DIRECTIONS FOR THIS TASK -
Go through the data below. List every line that holds the word "Grasa".

DATA SHOWN -
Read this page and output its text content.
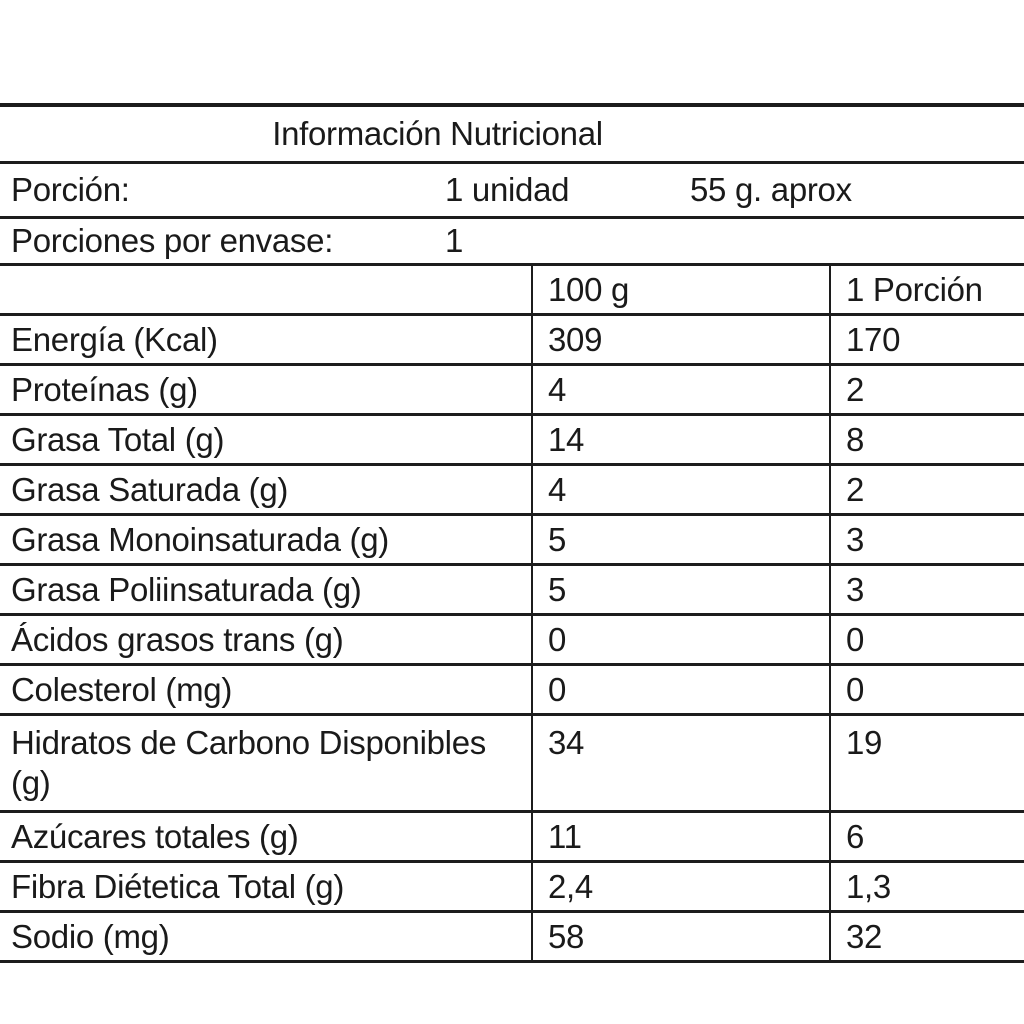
Información Nutricional
Porción:	1 unidad	55 g. aprox
Porciones por envase:	1
	100 g	1 Porción
Energía (Kcal)	309	170
Proteínas (g)	4	2
Grasa Total (g)	14	8
Grasa Saturada (g)	4	2
Grasa Monoinsaturada (g)	5	3
Grasa Poliinsaturada (g)	5	3
Ácidos grasos trans (g)	0	0
Colesterol (mg)	0	0
Hidratos de Carbono Disponibles (g)	34	19
Azúcares totales (g)	11	6
Fibra Diétetica Total (g)	2,4	1,3
Sodio (mg)	58	32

FINISHED ANSWER -
Grasa Total (g)	14	8
Grasa Saturada (g)	4	2
Grasa Monoinsaturada (g)	5	3
Grasa Poliinsaturada (g)	5	3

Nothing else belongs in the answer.